START

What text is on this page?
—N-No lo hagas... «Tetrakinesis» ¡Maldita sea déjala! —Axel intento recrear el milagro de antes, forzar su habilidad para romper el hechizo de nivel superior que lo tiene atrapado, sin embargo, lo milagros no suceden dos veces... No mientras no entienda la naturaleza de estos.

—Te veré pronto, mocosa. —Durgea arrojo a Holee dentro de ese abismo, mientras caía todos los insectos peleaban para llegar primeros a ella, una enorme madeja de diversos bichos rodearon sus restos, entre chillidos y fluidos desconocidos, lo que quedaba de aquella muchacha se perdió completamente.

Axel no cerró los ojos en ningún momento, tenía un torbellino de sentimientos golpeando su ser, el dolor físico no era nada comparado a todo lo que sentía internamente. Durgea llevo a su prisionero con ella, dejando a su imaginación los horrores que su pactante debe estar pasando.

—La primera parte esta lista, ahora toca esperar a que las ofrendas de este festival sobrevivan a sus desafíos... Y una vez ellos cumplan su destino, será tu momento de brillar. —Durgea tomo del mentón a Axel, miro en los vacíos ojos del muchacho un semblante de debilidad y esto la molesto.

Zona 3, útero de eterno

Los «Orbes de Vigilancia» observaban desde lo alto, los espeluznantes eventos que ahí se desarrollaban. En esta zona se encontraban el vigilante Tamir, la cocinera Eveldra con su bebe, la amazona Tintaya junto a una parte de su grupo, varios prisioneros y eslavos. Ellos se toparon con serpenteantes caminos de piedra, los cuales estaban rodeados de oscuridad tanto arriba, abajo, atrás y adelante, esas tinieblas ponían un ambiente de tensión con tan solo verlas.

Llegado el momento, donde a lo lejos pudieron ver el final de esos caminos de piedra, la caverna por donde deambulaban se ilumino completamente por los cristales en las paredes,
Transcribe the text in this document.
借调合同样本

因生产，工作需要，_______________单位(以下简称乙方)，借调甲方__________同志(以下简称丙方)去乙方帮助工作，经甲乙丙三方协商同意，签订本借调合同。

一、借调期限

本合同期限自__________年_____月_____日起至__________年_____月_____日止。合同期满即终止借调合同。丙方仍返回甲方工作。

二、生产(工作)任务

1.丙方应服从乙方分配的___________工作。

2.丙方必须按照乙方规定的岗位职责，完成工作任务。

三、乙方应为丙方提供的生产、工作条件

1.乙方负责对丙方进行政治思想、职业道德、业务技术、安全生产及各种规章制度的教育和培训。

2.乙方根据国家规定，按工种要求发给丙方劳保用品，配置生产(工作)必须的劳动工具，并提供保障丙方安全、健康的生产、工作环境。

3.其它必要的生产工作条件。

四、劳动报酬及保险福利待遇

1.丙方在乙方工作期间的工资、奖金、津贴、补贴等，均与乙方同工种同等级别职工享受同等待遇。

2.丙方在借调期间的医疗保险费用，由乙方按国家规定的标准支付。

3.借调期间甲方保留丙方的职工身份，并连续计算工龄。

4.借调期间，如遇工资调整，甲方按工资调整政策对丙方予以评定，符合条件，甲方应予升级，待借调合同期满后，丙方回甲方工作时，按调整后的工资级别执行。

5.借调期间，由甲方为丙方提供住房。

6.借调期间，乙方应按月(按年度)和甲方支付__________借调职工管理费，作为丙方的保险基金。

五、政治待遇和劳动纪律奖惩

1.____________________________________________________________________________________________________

END

● **Short problem**:
Write out every line of the records exactly.

● **Result of the exercise**:
What text is on this page?
—N-No lo hagas... «Tetrakinesis» ¡Maldita sea déjala! —Axel intento recrear el milagro de antes, forzar su habilidad para romper el hechizo de nivel superior que lo tiene atrapado, sin embargo, lo milagros no suceden dos veces... No mientras no entienda la naturaleza de estos.

—Te veré pronto, mocosa. —Durgea arrojo a Holee dentro de ese abismo, mientras caía todos los insectos peleaban para llegar primeros a ella, una enorme madeja de diversos bichos rodearon sus restos, entre chillidos y fluidos desconocidos, lo que quedaba de aquella muchacha se perdió completamente.

Axel no cerró los ojos en ningún momento, tenía un torbellino de sentimientos golpeando su ser, el dolor físico no era nada comparado a todo lo que sentía internamente. Durgea llevo a su prisionero con ella, dejando a su imaginación los horrores que su pactante debe estar pasando.

—La primera parte esta lista, ahora toca esperar a que las ofrendas de este festival sobrevivan a sus desafíos... Y una vez ellos cumplan su destino, será tu momento de brillar. —Durgea tomo del mentón a Axel, miro en los vacíos ojos del muchacho un semblante de debilidad y esto la molesto.

Zona 3, útero de eterno

Los «Orbes de Vigilancia» observaban desde lo alto, los espeluznantes eventos que ahí se desarrollaban. En esta zona se encontraban el vigilante Tamir, la cocinera Eveldra con su bebe, la amazona Tintaya junto a una parte de su grupo, varios prisioneros y eslavos. Ellos se toparon con serpenteantes caminos de piedra, los cuales estaban rodeados de oscuridad tanto arriba, abajo, atrás y adelante, esas tinieblas ponían un ambiente de tensión con tan solo verlas.

Llegado el momento, donde a lo lejos pudieron ver el final de esos caminos de piedra, la caverna por donde deambulaban se ilumino completamente por los cristales en las paredes,
Transcribe the text in this document.
借调合同样本

因生产，工作需要，_______________单位(以下简称乙方)，借调甲方__________同志(以下简称丙方)去乙方帮助工作，经甲乙丙三方协商同意，签订本借调合同。

一、借调期限

本合同期限自__________年_____月_____日起至__________年_____月_____日止。合同期满即终止借调合同。丙方仍返回甲方工作。

二、生产(工作)任务

1.丙方应服从乙方分配的___________工作。

2.丙方必须按照乙方规定的岗位职责，完成工作任务。

三、乙方应为丙方提供的生产、工作条件

1.乙方负责对丙方进行政治思想、职业道德、业务技术、安全生产及各种规章制度的教育和培训。

2.乙方根据国家规定，按工种要求发给丙方劳保用品，配置生产(工作)必须的劳动工具，并提供保障丙方安全、健康的生产、工作环境。

3.其它必要的生产工作条件。

四、劳动报酬及保险福利待遇

1.丙方在乙方工作期间的工资、奖金、津贴、补贴等，均与乙方同工种同等级别职工享受同等待遇。

2.丙方在借调期间的医疗保险费用，由乙方按国家规定的标准支付。

3.借调期间甲方保留丙方的职工身份，并连续计算工龄。

4.借调期间，如遇工资调整，甲方按工资调整政策对丙方予以评定，符合条件，甲方应予升级，待借调合同期满后，丙方回甲方工作时，按调整后的工资级别执行。

5.借调期间，由甲方为丙方提供住房。

6.借调期间，乙方应按月(按年度)和甲方支付__________借调职工管理费，作为丙方的保险基金。

五、政治待遇和劳动纪律奖惩

1.____________________________________________________________________________________________________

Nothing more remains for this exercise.